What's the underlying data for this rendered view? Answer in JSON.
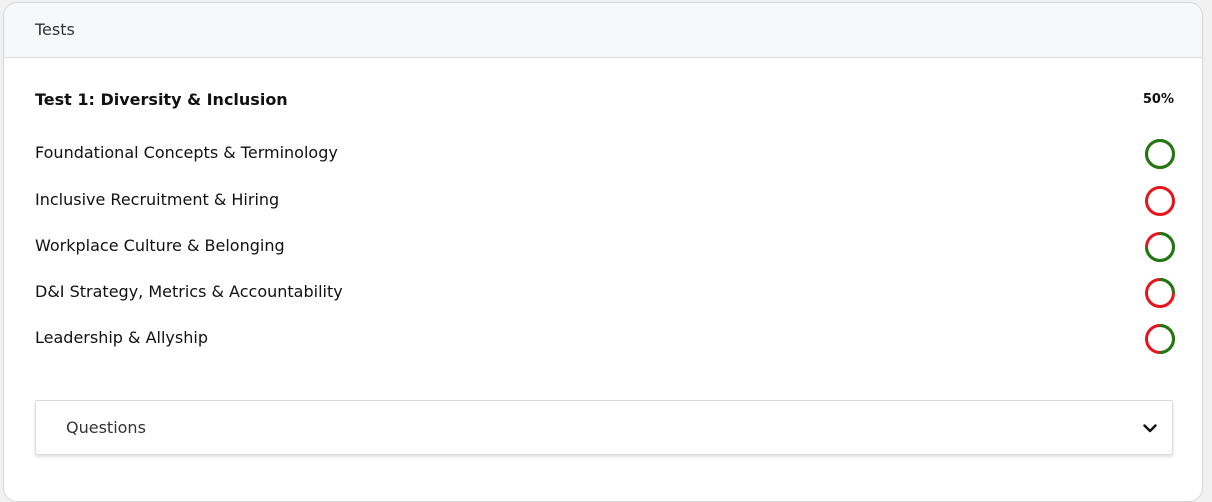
{
  "panel": {
    "title": "Tests"
  },
  "test": {
    "title": "Test 1: Diversity & Inclusion",
    "percent": "50%"
  },
  "topics": [
    {
      "label": "Foundational Concepts & Terminology",
      "score": 1.0
    },
    {
      "label": "Inclusive Recruitment & Hiring",
      "score": 0.0
    },
    {
      "label": "Workplace Culture & Belonging",
      "score": 0.75
    },
    {
      "label": "D&I Strategy, Metrics & Accountability",
      "score": 0.25
    },
    {
      "label": "Leadership & Allyship",
      "score": 0.5
    }
  ],
  "questions": {
    "label": "Questions",
    "icon": "chevron-down-icon"
  },
  "colors": {
    "correct": "#1e7a12",
    "incorrect": "#e8141b"
  }
}
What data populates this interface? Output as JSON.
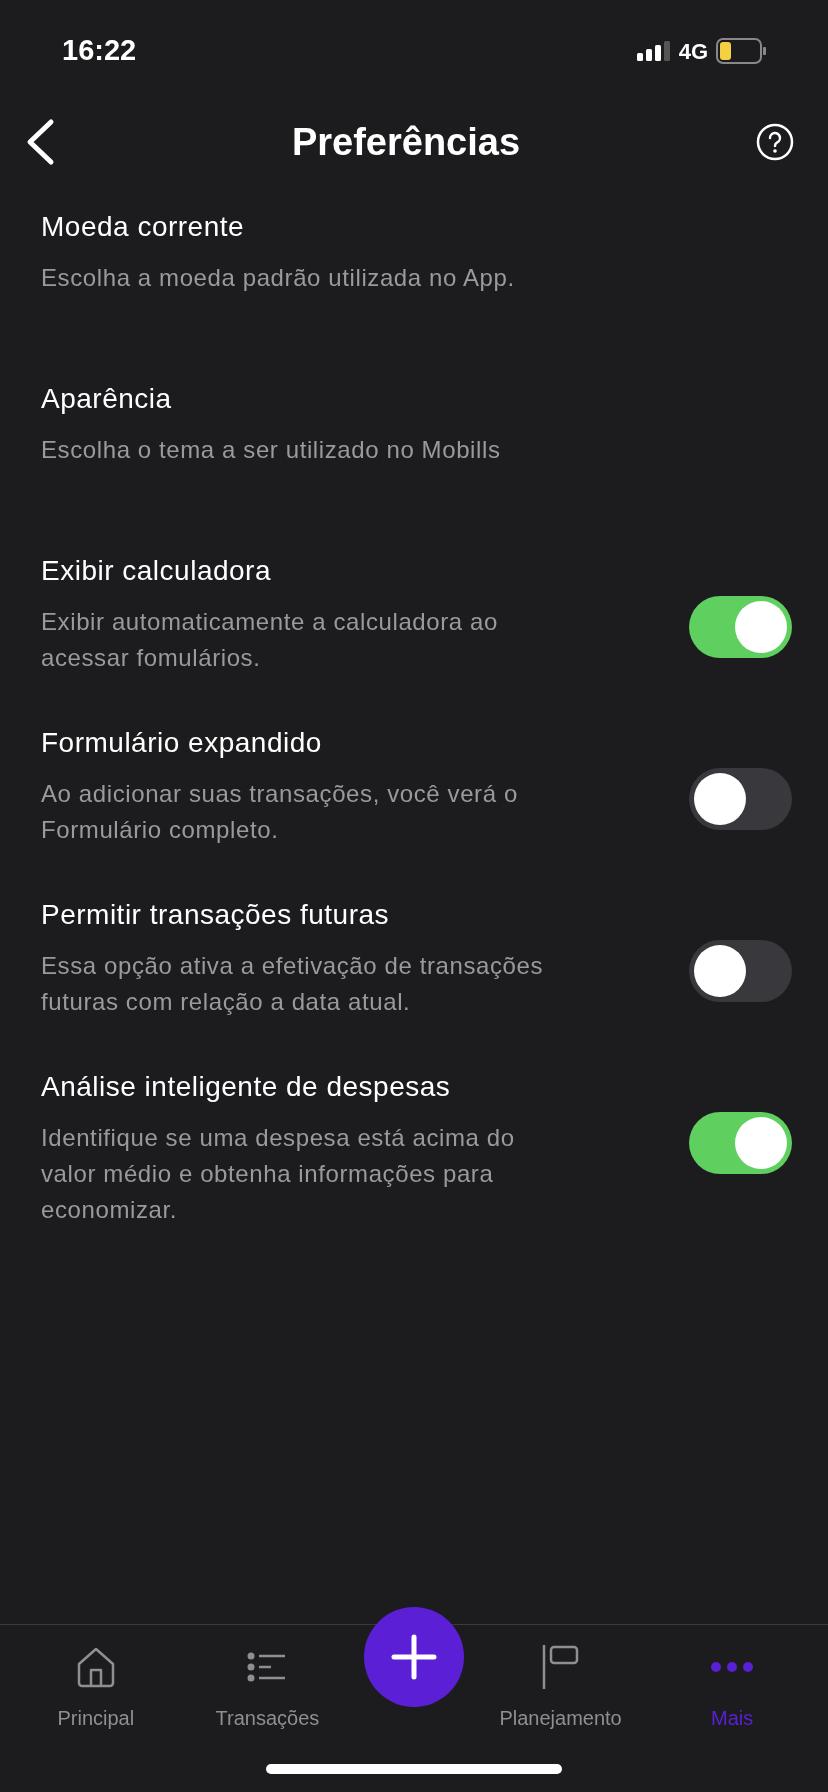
====================
Short problem: Write out all the records again, exactly, minus any pictures.

Problem solution:
What's the underlying data for this rendered view? Answer in JSON.
{
  "panel": {
    "title": "Tests"
  },
  "test": {
    "title": "Test 1: Diversity & Inclusion",
    "percent": "50%"
  },
  "topics": [
    {
      "label": "Foundational Concepts & Terminology",
      "score": 1.0
    },
    {
      "label": "Inclusive Recruitment & Hiring",
      "score": 0.0
    },
    {
      "label": "Workplace Culture & Belonging",
      "score": 0.75
    },
    {
      "label": "D&I Strategy, Metrics & Accountability",
      "score": 0.25
    },
    {
      "label": "Leadership & Allyship",
      "score": 0.5
    }
  ],
  "questions": {
    "label": "Questions",
    "icon": "chevron-down-icon"
  },
  "colors": {
    "correct": "#1e7a12",
    "incorrect": "#e8141b"
  }
}
What data populates this interface? Output as JSON.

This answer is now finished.